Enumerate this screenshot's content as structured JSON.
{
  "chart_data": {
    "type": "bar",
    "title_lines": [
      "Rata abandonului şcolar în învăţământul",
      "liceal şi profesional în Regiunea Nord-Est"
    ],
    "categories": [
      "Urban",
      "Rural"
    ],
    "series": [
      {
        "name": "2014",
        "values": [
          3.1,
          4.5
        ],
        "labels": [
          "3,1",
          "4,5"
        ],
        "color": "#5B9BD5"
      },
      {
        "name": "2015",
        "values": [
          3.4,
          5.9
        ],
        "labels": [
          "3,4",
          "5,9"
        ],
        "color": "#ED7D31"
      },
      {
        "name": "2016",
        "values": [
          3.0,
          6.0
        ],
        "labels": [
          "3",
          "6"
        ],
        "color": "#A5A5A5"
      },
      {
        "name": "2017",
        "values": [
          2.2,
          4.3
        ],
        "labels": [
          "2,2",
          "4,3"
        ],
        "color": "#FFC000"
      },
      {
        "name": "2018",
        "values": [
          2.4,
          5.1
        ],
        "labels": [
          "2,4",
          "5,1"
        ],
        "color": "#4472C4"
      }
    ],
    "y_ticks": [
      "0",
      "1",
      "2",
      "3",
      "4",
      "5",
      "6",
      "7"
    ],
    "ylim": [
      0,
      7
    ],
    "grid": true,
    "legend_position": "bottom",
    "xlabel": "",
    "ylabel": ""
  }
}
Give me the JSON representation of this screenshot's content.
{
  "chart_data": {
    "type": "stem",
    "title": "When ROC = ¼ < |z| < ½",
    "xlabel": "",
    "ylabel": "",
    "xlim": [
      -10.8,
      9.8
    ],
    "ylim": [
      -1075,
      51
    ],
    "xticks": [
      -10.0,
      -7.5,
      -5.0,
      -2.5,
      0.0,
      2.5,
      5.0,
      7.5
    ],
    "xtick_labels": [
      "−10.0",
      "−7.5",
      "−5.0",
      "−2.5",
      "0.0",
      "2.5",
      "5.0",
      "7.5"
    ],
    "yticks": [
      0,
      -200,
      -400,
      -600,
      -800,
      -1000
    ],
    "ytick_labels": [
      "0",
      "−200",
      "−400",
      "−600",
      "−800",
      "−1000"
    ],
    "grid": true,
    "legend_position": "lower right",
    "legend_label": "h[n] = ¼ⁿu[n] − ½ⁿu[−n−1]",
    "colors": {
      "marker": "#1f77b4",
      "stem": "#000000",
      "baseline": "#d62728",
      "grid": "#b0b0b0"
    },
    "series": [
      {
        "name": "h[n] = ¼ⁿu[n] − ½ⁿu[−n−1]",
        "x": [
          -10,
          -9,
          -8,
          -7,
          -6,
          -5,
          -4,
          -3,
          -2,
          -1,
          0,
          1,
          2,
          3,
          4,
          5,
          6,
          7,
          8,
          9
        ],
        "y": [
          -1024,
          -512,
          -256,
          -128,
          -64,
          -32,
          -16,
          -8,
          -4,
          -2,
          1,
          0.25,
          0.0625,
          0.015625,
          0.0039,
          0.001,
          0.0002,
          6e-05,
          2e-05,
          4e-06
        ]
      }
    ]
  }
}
---+---
• WHAT YOU HAVE TO DO: Please repeat the listing above in full and exactly.

• SOLUTION TO THIS EXERCISE:
Enumerate this screenshot's content as structured JSON.
{
  "chart_data": {
    "type": "bar",
    "title_lines": [
      "Rata abandonului şcolar în învăţământul",
      "liceal şi profesional în Regiunea Nord-Est"
    ],
    "categories": [
      "Urban",
      "Rural"
    ],
    "series": [
      {
        "name": "2014",
        "values": [
          3.1,
          4.5
        ],
        "labels": [
          "3,1",
          "4,5"
        ],
        "color": "#5B9BD5"
      },
      {
        "name": "2015",
        "values": [
          3.4,
          5.9
        ],
        "labels": [
          "3,4",
          "5,9"
        ],
        "color": "#ED7D31"
      },
      {
        "name": "2016",
        "values": [
          3.0,
          6.0
        ],
        "labels": [
          "3",
          "6"
        ],
        "color": "#A5A5A5"
      },
      {
        "name": "2017",
        "values": [
          2.2,
          4.3
        ],
        "labels": [
          "2,2",
          "4,3"
        ],
        "color": "#FFC000"
      },
      {
        "name": "2018",
        "values": [
          2.4,
          5.1
        ],
        "labels": [
          "2,4",
          "5,1"
        ],
        "color": "#4472C4"
      }
    ],
    "y_ticks": [
      "0",
      "1",
      "2",
      "3",
      "4",
      "5",
      "6",
      "7"
    ],
    "ylim": [
      0,
      7
    ],
    "grid": true,
    "legend_position": "bottom",
    "xlabel": "",
    "ylabel": ""
  }
}
Give me the JSON representation of this screenshot's content.
{
  "chart_data": {
    "type": "stem",
    "title": "When ROC = ¼ < |z| < ½",
    "xlabel": "",
    "ylabel": "",
    "xlim": [
      -10.8,
      9.8
    ],
    "ylim": [
      -1075,
      51
    ],
    "xticks": [
      -10.0,
      -7.5,
      -5.0,
      -2.5,
      0.0,
      2.5,
      5.0,
      7.5
    ],
    "xtick_labels": [
      "−10.0",
      "−7.5",
      "−5.0",
      "−2.5",
      "0.0",
      "2.5",
      "5.0",
      "7.5"
    ],
    "yticks": [
      0,
      -200,
      -400,
      -600,
      -800,
      -1000
    ],
    "ytick_labels": [
      "0",
      "−200",
      "−400",
      "−600",
      "−800",
      "−1000"
    ],
    "grid": true,
    "legend_position": "lower right",
    "legend_label": "h[n] = ¼ⁿu[n] − ½ⁿu[−n−1]",
    "colors": {
      "marker": "#1f77b4",
      "stem": "#000000",
      "baseline": "#d62728",
      "grid": "#b0b0b0"
    },
    "series": [
      {
        "name": "h[n] = ¼ⁿu[n] − ½ⁿu[−n−1]",
        "x": [
          -10,
          -9,
          -8,
          -7,
          -6,
          -5,
          -4,
          -3,
          -2,
          -1,
          0,
          1,
          2,
          3,
          4,
          5,
          6,
          7,
          8,
          9
        ],
        "y": [
          -1024,
          -512,
          -256,
          -128,
          -64,
          -32,
          -16,
          -8,
          -4,
          -2,
          1,
          0.25,
          0.0625,
          0.015625,
          0.0039,
          0.001,
          0.0002,
          6e-05,
          2e-05,
          4e-06
        ]
      }
    ]
  }
}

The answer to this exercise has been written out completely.